• Exercise:
Pull out every line in the data that has the string "marked" in it.

• Raw data:
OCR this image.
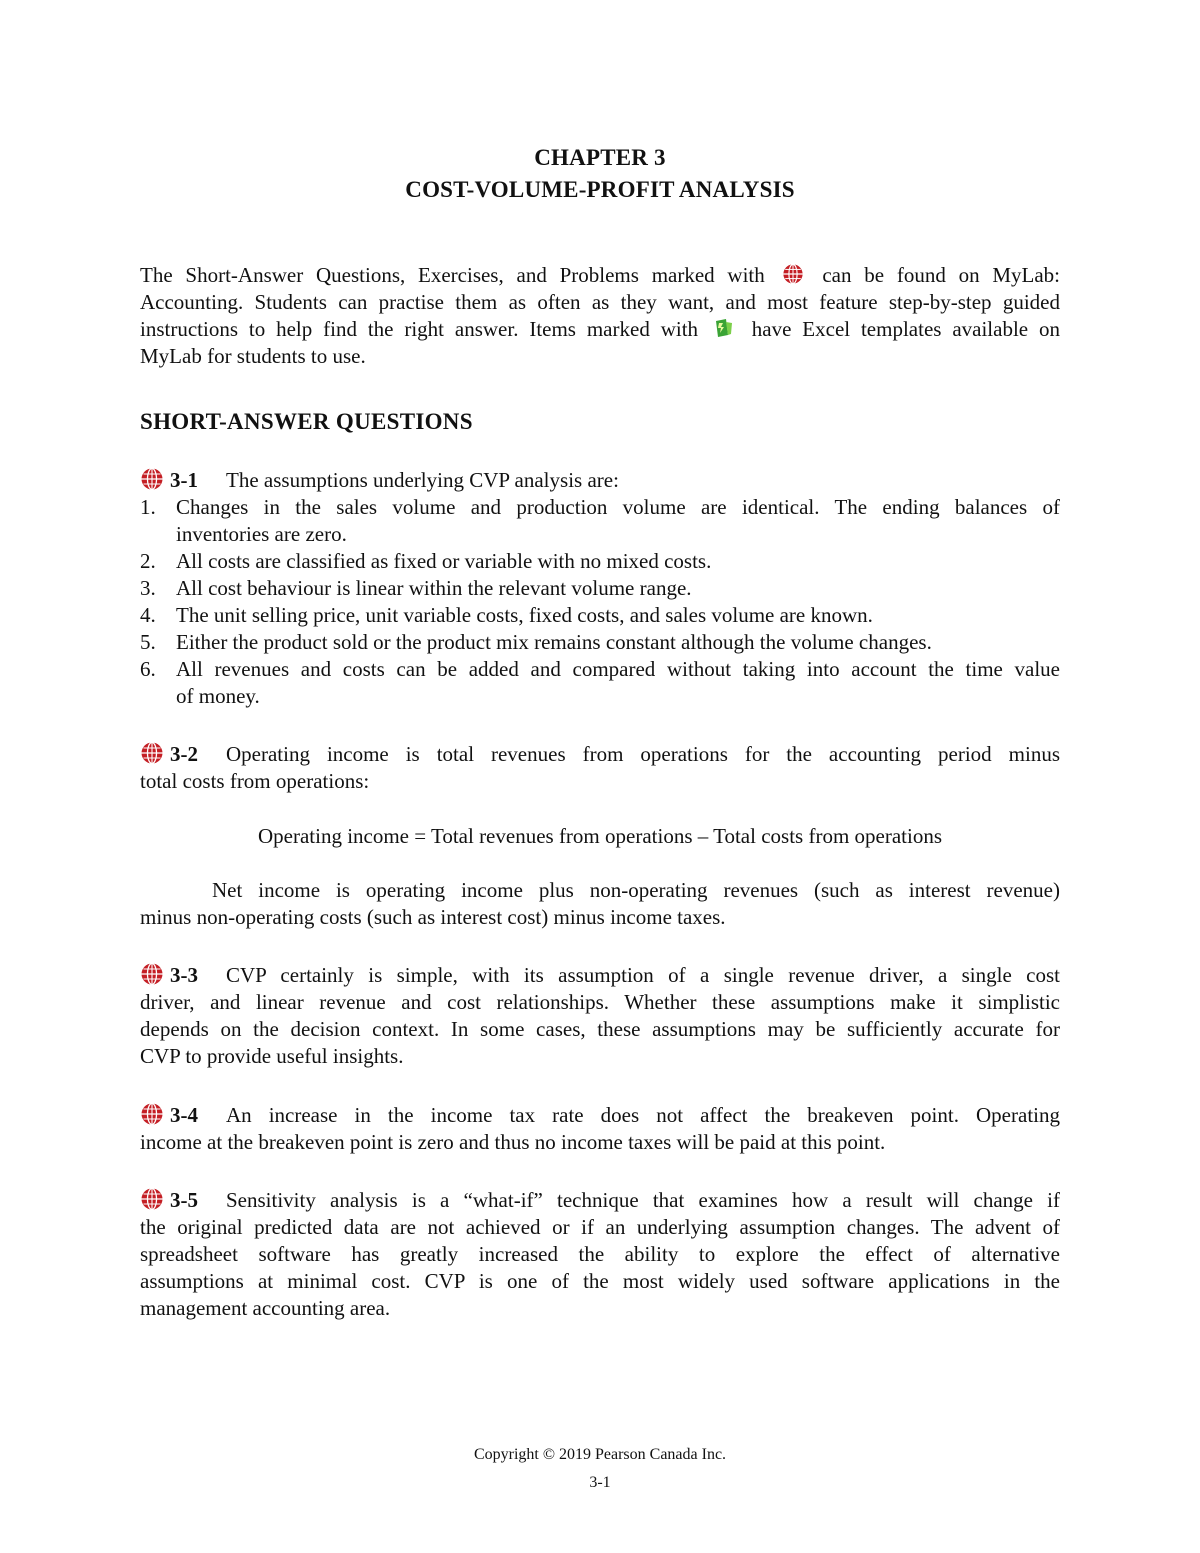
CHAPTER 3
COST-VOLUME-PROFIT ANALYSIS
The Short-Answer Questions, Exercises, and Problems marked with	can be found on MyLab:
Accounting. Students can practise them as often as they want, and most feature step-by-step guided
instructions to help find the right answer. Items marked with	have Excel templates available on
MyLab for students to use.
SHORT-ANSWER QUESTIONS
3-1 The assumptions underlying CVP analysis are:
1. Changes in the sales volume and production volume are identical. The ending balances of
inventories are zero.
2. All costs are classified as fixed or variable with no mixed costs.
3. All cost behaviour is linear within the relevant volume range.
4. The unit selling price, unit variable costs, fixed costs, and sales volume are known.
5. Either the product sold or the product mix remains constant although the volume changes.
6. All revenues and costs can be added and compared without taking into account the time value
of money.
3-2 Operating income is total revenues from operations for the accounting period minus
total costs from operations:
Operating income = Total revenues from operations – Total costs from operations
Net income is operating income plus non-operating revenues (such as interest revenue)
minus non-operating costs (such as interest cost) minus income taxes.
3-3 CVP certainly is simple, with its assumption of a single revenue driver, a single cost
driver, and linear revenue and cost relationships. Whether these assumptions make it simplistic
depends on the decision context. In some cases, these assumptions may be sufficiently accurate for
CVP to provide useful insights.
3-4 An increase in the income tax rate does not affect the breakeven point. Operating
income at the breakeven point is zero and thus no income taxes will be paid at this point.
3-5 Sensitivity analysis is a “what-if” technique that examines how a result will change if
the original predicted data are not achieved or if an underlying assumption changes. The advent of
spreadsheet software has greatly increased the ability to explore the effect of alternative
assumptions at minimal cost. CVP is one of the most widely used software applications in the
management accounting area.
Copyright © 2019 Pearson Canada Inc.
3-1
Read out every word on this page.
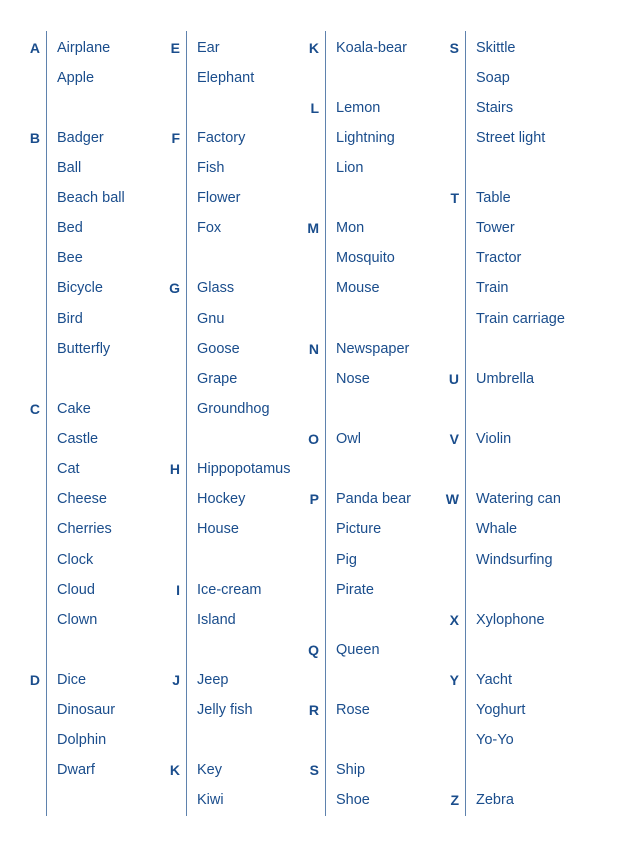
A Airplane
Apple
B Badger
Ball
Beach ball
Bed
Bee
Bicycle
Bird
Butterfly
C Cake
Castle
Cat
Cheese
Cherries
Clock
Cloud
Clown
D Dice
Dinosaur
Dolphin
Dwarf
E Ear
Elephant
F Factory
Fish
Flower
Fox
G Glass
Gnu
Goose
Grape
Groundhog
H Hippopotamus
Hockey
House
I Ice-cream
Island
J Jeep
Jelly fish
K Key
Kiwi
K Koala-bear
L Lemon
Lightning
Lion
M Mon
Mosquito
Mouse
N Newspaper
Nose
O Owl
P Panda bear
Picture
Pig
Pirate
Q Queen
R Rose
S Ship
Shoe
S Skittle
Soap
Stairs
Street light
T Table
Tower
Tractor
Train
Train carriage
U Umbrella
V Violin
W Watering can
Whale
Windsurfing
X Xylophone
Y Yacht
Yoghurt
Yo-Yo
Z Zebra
==
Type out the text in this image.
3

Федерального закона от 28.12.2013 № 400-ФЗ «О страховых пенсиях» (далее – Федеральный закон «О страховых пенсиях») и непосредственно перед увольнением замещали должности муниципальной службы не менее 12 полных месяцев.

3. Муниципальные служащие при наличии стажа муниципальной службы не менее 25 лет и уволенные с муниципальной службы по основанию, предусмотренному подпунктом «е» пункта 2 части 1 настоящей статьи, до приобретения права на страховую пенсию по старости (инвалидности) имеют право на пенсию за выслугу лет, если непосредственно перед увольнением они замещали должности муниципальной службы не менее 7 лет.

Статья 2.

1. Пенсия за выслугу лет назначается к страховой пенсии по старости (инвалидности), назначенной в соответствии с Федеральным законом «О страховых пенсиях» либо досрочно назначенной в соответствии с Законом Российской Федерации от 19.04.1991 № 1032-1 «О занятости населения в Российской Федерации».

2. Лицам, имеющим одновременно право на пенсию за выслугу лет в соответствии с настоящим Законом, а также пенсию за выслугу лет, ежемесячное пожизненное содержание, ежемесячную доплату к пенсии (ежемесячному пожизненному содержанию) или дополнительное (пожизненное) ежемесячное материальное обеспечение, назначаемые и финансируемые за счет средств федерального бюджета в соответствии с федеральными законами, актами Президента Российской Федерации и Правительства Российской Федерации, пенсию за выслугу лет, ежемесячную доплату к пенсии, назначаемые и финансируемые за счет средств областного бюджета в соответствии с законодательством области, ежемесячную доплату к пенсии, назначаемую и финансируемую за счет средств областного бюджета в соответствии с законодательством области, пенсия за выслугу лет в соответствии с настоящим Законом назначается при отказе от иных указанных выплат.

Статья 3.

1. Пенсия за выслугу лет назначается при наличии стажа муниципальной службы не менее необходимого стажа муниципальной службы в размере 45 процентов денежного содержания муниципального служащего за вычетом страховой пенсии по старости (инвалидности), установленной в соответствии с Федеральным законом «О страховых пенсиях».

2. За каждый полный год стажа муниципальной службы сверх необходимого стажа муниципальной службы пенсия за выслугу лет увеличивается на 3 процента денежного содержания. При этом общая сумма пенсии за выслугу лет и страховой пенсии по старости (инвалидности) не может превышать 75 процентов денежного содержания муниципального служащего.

• Final answer:
The Short-Answer Questions, Exercises, and Problems marked with	can be found on MyLab:
instructions to help find the right answer. Items marked with	have Excel templates available on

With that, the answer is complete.